PROBLEM STATEMENT: Copy each line in which the string "children" occurs.

MATERIAL PROVIDED:
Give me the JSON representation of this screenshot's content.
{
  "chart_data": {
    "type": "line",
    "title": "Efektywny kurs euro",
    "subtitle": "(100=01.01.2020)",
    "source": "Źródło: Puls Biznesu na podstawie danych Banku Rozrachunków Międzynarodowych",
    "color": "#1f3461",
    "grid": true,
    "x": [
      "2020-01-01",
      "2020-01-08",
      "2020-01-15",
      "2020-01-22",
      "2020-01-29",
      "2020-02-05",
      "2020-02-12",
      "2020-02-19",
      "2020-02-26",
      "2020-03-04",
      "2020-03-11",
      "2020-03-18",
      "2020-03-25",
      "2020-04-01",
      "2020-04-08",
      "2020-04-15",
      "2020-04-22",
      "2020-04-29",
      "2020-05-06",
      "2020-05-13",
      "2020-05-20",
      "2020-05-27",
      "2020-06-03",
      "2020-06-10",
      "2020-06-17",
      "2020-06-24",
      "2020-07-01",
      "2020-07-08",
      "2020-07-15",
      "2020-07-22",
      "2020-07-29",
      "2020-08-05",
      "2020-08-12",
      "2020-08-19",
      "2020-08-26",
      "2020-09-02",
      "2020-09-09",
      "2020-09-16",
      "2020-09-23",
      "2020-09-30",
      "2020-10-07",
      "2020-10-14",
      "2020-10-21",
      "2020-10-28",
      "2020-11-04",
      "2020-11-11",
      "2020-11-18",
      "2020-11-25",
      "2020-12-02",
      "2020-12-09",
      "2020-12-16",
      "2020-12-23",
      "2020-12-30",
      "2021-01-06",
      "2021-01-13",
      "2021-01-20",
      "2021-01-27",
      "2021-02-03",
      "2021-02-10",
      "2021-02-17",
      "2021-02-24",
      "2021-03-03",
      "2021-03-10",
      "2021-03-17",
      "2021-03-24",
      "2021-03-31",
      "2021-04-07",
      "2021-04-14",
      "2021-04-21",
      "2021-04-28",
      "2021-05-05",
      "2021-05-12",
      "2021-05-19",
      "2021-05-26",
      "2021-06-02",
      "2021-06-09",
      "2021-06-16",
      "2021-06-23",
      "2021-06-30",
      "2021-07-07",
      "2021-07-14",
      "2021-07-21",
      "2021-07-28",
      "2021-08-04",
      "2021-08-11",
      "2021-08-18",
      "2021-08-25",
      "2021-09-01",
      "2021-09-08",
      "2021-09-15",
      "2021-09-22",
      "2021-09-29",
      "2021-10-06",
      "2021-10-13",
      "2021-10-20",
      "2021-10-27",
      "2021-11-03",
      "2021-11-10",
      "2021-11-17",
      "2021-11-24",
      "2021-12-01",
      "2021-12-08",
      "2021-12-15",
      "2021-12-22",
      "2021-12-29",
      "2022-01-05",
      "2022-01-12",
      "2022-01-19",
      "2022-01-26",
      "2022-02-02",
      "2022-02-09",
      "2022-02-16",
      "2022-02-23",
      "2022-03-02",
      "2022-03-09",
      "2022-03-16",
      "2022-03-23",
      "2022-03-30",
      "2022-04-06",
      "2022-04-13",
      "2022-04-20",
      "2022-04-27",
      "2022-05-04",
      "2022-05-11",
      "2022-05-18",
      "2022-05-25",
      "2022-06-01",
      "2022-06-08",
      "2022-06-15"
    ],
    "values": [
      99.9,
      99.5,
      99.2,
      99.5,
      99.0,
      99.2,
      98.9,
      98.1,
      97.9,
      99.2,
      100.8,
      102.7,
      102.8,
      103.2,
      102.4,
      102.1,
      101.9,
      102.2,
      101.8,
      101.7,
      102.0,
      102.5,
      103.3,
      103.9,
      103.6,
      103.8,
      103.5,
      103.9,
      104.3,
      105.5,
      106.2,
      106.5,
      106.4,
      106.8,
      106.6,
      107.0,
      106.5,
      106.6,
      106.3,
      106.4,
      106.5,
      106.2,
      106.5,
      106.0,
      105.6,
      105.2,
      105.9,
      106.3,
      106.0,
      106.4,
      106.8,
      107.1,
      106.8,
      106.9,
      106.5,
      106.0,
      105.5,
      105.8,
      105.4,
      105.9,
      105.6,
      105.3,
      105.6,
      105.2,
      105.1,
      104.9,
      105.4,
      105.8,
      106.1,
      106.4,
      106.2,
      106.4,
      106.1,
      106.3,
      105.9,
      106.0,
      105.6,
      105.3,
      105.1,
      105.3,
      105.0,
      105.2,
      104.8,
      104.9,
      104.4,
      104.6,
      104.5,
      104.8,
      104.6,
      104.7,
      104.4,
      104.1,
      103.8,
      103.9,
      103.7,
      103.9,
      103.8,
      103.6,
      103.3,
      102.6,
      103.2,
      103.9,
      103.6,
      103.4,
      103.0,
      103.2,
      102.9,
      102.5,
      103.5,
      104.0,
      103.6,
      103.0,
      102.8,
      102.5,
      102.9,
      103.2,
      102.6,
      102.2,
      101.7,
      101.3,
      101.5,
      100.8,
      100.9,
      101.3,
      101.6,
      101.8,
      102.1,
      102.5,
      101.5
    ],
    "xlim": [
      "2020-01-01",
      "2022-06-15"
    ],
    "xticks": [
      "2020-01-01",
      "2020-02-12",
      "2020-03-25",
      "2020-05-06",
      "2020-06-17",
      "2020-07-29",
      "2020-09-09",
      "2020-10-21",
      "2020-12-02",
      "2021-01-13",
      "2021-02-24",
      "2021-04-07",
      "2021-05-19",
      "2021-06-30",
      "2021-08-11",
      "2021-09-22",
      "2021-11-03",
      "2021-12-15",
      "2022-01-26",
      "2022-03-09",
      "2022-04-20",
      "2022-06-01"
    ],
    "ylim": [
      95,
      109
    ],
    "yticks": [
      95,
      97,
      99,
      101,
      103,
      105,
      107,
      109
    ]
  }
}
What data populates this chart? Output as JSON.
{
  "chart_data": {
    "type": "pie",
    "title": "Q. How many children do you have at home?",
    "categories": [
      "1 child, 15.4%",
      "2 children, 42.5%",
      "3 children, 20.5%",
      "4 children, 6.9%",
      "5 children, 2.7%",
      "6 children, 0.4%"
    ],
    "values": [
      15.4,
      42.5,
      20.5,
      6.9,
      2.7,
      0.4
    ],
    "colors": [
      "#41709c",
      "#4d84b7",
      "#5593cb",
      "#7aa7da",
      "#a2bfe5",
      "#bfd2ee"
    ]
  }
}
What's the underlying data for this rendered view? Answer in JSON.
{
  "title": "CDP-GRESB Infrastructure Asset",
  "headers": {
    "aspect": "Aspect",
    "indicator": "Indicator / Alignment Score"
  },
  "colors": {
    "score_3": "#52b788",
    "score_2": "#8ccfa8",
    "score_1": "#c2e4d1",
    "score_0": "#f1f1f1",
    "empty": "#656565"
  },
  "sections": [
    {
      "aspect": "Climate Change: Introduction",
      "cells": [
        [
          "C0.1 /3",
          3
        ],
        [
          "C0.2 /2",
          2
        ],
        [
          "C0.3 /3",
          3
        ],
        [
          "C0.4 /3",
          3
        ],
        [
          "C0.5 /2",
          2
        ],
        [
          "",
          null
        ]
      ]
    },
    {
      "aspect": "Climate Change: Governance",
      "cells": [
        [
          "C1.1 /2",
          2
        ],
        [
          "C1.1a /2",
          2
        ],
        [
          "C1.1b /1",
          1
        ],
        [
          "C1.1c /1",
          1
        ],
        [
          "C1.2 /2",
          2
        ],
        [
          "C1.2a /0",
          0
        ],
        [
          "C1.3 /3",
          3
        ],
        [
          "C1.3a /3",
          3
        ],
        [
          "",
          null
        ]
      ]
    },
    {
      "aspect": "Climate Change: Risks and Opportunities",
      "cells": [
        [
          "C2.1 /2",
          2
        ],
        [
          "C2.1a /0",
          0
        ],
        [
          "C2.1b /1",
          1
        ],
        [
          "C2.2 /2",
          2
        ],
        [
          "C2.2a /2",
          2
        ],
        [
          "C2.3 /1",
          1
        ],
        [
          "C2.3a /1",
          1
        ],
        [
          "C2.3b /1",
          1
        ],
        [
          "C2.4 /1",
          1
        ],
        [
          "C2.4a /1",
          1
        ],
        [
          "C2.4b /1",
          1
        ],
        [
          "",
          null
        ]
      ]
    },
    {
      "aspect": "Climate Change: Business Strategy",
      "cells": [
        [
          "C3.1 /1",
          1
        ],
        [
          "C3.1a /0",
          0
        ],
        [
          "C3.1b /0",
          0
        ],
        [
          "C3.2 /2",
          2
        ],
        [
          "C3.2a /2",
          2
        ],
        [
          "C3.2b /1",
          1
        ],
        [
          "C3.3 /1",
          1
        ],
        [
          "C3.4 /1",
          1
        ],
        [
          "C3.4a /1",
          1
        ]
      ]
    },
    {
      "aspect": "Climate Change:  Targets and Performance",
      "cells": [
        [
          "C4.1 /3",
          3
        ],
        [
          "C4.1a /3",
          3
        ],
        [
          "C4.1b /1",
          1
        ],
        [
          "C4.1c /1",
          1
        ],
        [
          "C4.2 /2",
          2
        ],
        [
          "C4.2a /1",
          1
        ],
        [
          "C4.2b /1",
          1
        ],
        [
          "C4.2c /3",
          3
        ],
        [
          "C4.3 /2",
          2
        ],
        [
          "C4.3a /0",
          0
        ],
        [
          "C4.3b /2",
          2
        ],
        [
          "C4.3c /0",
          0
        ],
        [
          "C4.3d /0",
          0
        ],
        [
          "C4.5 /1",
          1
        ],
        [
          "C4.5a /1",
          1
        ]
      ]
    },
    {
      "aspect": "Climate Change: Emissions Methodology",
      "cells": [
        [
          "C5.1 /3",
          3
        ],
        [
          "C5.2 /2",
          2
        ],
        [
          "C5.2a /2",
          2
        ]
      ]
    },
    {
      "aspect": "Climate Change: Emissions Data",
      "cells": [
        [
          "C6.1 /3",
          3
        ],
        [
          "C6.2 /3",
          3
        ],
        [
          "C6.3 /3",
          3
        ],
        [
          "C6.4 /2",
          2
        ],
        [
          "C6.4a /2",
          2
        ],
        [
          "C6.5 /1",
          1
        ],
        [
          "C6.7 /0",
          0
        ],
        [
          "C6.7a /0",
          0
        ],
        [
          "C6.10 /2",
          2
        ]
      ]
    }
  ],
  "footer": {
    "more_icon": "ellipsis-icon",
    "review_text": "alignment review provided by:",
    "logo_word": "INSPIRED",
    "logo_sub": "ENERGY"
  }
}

RESULT OF THIS EXERCISE:
    "title": "Q. How many children do you have at home?",
      "2 children, 42.5%",
      "3 children, 20.5%",
      "4 children, 6.9%",
      "5 children, 2.7%",
      "6 children, 0.4%"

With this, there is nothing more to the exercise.